## JOB
Report how many lines in the records hold the string "Flux"; give the number and nothing else.

## TASK MATERIAL
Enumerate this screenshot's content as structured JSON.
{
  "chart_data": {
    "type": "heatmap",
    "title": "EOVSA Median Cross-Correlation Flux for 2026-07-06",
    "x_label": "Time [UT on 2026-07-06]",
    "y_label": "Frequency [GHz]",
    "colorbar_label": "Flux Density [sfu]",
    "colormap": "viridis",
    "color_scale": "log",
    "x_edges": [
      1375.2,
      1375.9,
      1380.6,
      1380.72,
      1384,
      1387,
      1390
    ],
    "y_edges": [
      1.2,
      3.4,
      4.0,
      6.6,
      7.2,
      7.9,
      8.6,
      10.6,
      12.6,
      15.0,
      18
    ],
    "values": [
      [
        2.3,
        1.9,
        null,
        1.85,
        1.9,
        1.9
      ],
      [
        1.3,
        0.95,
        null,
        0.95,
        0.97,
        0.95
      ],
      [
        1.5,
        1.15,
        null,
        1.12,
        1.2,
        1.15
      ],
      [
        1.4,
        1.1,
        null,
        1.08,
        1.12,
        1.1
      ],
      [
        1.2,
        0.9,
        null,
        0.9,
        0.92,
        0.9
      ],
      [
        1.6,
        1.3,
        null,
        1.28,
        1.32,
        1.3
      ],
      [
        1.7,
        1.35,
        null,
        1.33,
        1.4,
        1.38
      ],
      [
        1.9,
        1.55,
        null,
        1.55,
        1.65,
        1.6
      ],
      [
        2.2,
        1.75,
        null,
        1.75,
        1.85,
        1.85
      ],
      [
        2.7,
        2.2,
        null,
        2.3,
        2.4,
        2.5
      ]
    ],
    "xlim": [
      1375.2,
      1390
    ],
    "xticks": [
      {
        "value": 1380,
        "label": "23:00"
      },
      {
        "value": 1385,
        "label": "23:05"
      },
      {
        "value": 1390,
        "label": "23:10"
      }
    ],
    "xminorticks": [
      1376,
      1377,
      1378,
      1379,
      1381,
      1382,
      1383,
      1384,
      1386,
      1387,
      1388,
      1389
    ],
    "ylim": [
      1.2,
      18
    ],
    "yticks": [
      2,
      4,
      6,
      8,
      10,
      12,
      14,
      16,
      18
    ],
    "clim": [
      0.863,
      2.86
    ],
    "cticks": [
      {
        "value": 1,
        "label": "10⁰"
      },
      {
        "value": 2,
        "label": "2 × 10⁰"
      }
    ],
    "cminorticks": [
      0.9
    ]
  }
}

## REPLY
2